Copy out each line below that has the word "JSON" in it.

[Excerpts from a figure dataset]
——————————
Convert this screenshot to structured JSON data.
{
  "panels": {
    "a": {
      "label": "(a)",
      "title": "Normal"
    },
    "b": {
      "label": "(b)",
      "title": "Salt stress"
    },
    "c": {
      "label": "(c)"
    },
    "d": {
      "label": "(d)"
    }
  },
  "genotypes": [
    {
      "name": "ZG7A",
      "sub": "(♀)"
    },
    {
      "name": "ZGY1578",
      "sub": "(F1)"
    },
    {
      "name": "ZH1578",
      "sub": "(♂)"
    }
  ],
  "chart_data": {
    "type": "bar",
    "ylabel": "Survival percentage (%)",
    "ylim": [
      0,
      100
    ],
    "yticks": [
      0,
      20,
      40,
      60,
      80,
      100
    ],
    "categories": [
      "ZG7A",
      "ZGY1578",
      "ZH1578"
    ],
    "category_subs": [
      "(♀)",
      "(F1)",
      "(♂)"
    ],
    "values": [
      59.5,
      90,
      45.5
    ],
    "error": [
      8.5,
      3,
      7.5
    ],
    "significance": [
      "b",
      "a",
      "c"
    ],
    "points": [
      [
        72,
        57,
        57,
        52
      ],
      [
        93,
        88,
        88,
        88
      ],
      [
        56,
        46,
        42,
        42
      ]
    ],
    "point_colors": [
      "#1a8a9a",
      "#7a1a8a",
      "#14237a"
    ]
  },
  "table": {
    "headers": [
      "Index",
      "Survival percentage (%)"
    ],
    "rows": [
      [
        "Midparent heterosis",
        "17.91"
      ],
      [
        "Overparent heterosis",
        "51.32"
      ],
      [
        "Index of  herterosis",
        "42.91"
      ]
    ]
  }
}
——————————
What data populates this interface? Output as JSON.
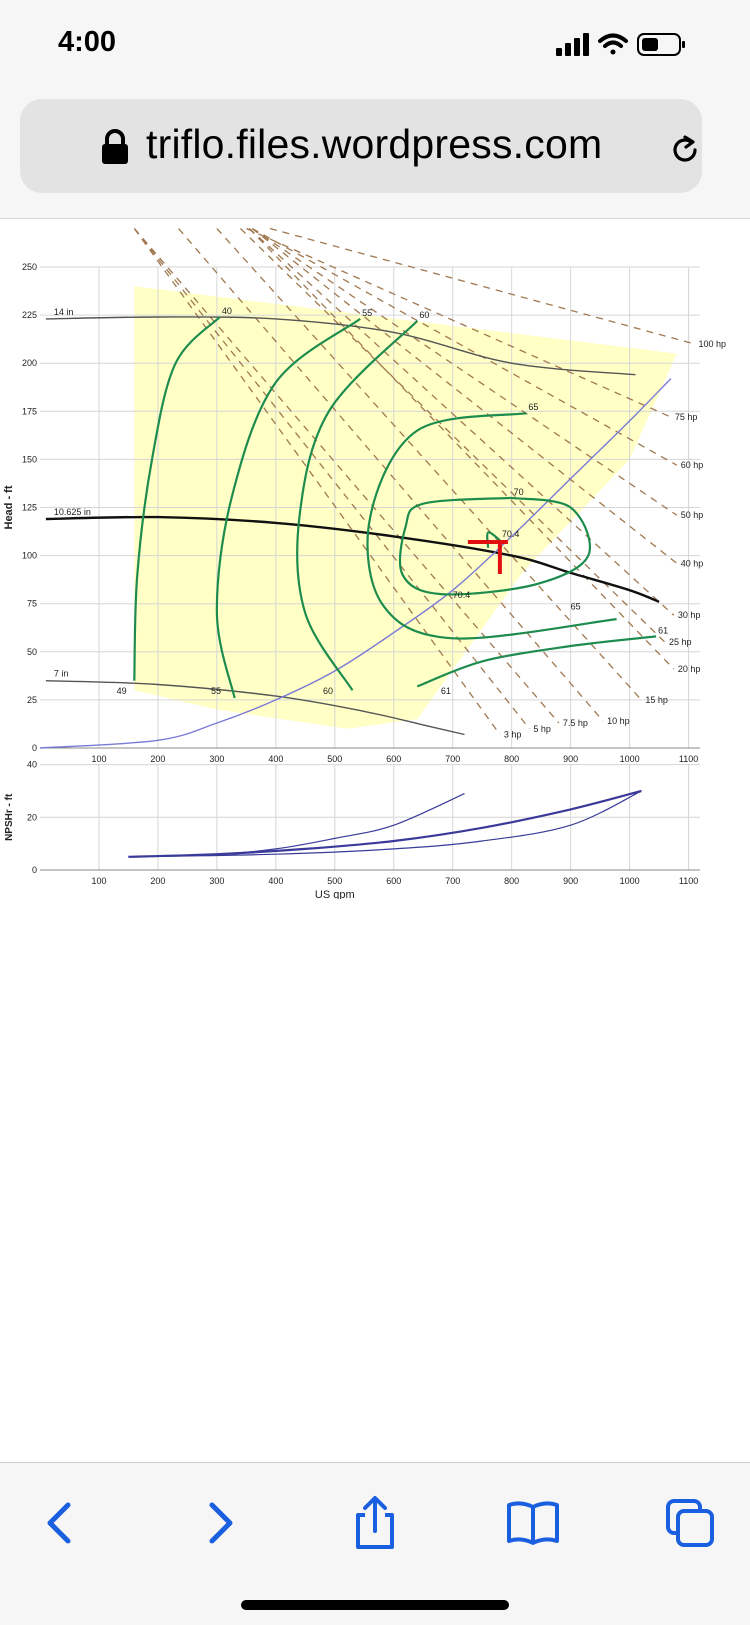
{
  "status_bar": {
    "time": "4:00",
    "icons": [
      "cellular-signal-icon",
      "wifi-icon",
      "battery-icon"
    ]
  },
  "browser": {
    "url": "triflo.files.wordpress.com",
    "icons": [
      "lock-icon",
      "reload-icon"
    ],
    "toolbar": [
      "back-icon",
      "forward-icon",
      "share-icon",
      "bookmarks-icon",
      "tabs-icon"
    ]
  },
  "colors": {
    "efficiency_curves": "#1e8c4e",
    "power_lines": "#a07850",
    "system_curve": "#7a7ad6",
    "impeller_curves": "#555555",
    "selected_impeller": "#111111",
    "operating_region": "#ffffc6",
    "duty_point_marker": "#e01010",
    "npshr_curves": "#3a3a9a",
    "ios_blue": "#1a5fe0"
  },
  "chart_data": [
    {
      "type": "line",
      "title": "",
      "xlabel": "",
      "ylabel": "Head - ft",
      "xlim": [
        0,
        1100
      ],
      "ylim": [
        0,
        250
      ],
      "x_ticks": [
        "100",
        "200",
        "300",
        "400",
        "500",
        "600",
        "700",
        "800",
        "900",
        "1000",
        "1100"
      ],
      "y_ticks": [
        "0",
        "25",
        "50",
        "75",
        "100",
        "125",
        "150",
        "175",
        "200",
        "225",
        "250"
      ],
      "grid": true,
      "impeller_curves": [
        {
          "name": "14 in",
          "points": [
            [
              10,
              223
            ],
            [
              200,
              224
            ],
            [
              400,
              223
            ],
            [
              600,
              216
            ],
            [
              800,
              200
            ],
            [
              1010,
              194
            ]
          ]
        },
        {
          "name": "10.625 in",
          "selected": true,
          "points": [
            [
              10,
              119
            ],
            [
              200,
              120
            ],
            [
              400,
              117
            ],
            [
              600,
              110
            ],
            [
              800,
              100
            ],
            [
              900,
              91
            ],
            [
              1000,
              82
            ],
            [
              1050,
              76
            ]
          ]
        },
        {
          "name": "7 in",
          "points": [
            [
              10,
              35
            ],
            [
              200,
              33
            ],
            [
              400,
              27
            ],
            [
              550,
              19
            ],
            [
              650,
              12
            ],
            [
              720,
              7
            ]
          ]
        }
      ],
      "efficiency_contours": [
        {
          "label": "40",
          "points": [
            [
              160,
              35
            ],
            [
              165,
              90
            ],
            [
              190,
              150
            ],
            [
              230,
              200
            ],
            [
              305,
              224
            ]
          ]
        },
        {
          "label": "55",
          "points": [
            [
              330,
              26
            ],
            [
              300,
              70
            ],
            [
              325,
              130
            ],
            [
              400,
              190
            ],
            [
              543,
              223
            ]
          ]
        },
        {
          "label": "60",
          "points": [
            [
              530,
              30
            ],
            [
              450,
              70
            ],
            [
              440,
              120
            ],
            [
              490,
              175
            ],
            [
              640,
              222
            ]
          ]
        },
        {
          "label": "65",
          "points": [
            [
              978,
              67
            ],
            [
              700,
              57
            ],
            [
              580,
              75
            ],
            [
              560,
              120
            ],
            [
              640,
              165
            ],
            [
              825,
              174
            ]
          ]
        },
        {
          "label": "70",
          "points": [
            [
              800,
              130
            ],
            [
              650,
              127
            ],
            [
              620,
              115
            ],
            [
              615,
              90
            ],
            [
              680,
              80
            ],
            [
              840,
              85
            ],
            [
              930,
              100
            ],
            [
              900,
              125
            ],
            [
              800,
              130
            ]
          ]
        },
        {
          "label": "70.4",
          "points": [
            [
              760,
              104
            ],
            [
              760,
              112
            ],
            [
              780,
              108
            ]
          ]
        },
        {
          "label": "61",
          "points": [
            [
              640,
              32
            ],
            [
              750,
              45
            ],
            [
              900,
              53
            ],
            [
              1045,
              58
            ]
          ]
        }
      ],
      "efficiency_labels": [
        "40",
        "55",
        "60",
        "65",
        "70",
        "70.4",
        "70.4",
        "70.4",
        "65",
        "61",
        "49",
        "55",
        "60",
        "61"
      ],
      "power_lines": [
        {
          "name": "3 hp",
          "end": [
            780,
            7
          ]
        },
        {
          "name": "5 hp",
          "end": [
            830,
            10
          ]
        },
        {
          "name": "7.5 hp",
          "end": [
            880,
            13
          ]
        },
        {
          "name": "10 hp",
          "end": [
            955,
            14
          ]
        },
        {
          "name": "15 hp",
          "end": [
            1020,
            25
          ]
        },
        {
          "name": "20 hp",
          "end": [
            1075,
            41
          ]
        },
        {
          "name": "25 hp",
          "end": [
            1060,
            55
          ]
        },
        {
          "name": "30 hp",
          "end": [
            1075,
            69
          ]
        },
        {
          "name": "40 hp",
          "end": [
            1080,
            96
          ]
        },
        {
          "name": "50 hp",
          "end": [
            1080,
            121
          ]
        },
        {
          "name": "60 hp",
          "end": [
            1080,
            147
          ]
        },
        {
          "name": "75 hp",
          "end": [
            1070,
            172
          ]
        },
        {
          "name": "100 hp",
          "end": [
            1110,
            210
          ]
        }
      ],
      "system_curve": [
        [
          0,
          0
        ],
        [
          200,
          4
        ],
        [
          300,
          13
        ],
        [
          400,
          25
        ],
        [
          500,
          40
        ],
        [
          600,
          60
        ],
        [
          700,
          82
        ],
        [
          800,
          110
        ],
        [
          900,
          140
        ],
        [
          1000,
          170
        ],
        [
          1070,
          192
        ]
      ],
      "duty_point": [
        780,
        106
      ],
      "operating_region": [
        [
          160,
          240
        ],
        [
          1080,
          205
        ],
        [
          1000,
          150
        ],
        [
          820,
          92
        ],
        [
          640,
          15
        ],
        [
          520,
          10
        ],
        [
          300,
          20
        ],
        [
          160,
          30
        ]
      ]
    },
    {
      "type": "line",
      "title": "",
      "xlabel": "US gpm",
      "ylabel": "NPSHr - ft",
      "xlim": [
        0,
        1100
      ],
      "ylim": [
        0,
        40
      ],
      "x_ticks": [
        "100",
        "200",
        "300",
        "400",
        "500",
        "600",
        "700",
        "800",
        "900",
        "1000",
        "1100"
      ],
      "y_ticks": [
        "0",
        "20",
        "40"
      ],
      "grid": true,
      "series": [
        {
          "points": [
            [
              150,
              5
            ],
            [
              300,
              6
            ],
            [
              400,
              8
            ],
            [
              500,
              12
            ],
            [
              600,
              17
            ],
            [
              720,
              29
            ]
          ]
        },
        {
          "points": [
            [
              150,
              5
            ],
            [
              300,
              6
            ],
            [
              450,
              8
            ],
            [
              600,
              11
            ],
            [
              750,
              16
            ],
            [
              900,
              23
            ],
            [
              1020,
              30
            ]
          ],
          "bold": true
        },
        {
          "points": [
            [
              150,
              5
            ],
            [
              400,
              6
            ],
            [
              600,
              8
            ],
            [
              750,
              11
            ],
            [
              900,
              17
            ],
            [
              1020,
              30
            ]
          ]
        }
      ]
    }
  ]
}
——————————
_Result for this exercise_
Convert this screenshot to structured JSON data.
What data populates this interface? Output as JSON.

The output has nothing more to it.